§ Your objective:
Print every entry, word for word, and skip the images.
◆ ◆ ◆ ◆ ◆ ◆ ◆
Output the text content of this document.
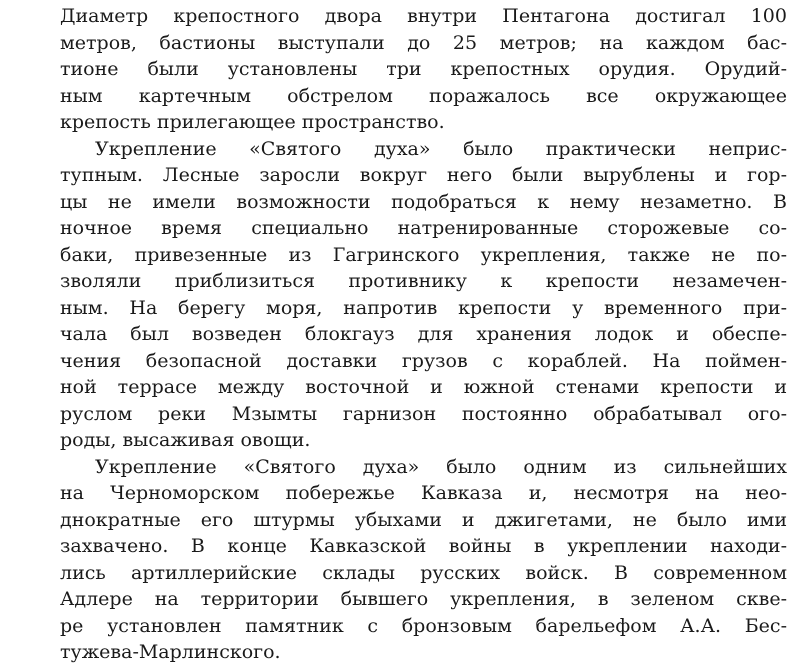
Диаметр крепостного двора внутри Пентагона достигал 100
метров, бастионы выступали до 25 метров; на каждом бас-
тионе были установлены три крепостных орудия. Орудий-
ным картечным обстрелом поражалось все окружающее
крепость прилегающее пространство.
Укрепление «Святого духа» было практически неприс-
тупным. Лесные заросли вокруг него были вырублены и гор-
цы не имели возможности подобраться к нему незаметно. В
ночное время специально натренированные сторожевые со-
баки, привезенные из Гагринского укрепления, также не по-
зволяли приблизиться противнику к крепости незамечен-
ным. На берегу моря, напротив крепости у временного при-
чала был возведен блокгауз для хранения лодок и обеспе-
чения безопасной доставки грузов с кораблей. На поймен-
ной террасе между восточной и южной стенами крепости и
руслом реки Мзымты гарнизон постоянно обрабатывал ого-
роды, высаживая овощи.
Укрепление «Святого духа» было одним из сильнейших
на Черноморском побережье Кавказа и, несмотря на нео-
днократные его штурмы убыхами и джигетами, не было ими
захвачено. В конце Кавказской войны в укреплении находи-
лись артиллерийские склады русских войск. В современном
Адлере на территории бывшего укрепления, в зеленом скве-
ре установлен памятник с бронзовым барельефом А.А. Бес-
тужева-Марлинского.
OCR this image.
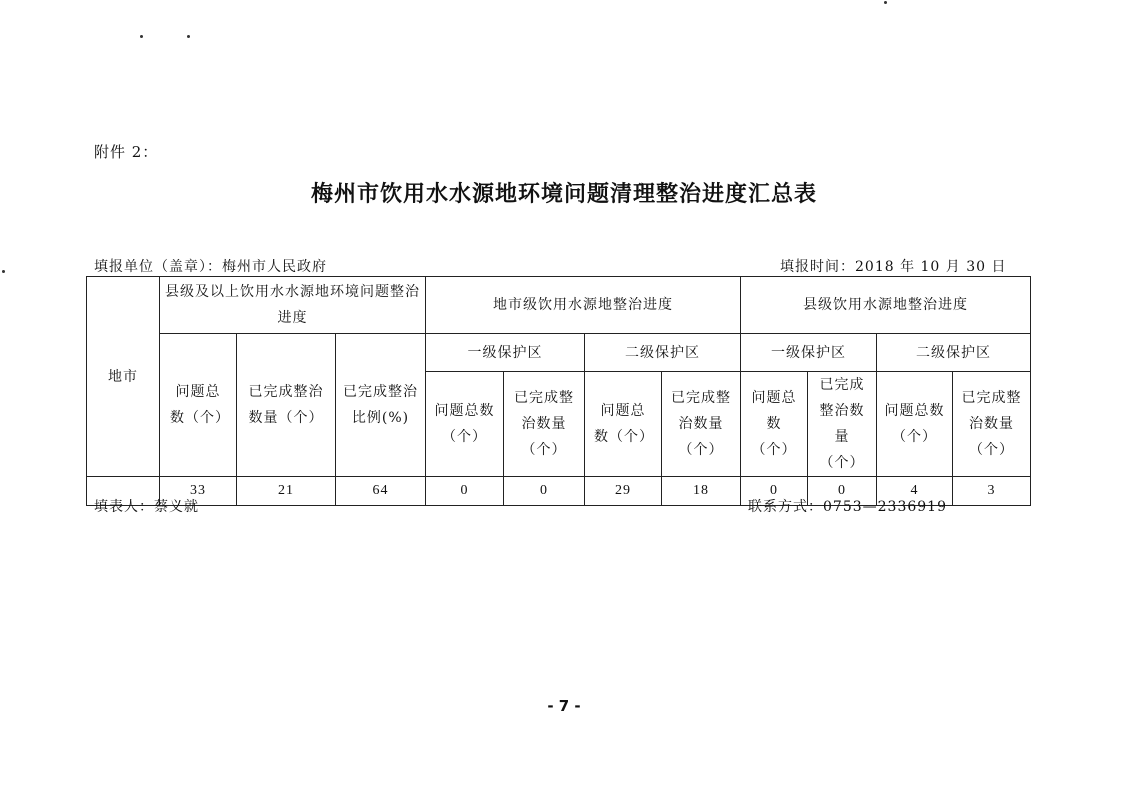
附件 2：
梅州市饮用水水源地环境问题清理整治进度汇总表
填报单位（盖章）：梅州市人民政府	填报时间：2018 年 10 月 30 日
地市	县级及以上饮用水水源地环境问题整治进度			地市级饮用水源地整治进度				县级饮用水源地整治进度			
	问题总数（个）	已完成整治数量（个）	已完成整治比例(%)	一级保护区		二级保护区		一级保护区		二级保护区	
				问题总数（个）	已完成整治数量（个）	问题总数（个）	已完成整治数量（个）	问题总数（个）	已完成整治数量（个）	问题总数（个）	已完成整治数量（个）
	33	21	64	0	0	29	18	0	0	4	3
填表人：蔡义就	联系方式：0753—2336919
- 7 -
◆ ◆ ◆ ◆ ◆ ◆ ◆
§ Solved exercise:
Output the text content of this document.
Диаметр крепостного двора внутри Пентагона достигал 100
метров, бастионы выступали до 25 метров; на каждом бас-
тионе были установлены три крепостных орудия. Орудий-
ным картечным обстрелом поражалось все окружающее
крепость прилегающее пространство.
Укрепление «Святого духа» было практически неприс-
тупным. Лесные заросли вокруг него были вырублены и гор-
цы не имели возможности подобраться к нему незаметно. В
ночное время специально натренированные сторожевые со-
баки, привезенные из Гагринского укрепления, также не по-
зволяли приблизиться противнику к крепости незамечен-
ным. На берегу моря, напротив крепости у временного при-
чала был возведен блокгауз для хранения лодок и обеспе-
чения безопасной доставки грузов с кораблей. На поймен-
ной террасе между восточной и южной стенами крепости и
руслом реки Мзымты гарнизон постоянно обрабатывал ого-
роды, высаживая овощи.
Укрепление «Святого духа» было одним из сильнейших
на Черноморском побережье Кавказа и, несмотря на нео-
днократные его штурмы убыхами и джигетами, не было ими
захвачено. В конце Кавказской войны в укреплении находи-
лись артиллерийские склады русских войск. В современном
Адлере на территории бывшего укрепления, в зеленом скве-
ре установлен памятник с бронзовым барельефом А.А. Бес-
тужева-Марлинского.
OCR this image.
附件 2：
梅州市饮用水水源地环境问题清理整治进度汇总表
填报单位（盖章）：梅州市人民政府	填报时间：2018 年 10 月 30 日
地市	县级及以上饮用水水源地环境问题整治进度			地市级饮用水源地整治进度				县级饮用水源地整治进度			
	问题总数（个）	已完成整治数量（个）	已完成整治比例(%)	一级保护区		二级保护区		一级保护区		二级保护区	
				问题总数（个）	已完成整治数量（个）	问题总数（个）	已完成整治数量（个）	问题总数（个）	已完成整治数量（个）	问题总数（个）	已完成整治数量（个）
	33	21	64	0	0	29	18	0	0	4	3
填表人：蔡义就	联系方式：0753—2336919
- 7 -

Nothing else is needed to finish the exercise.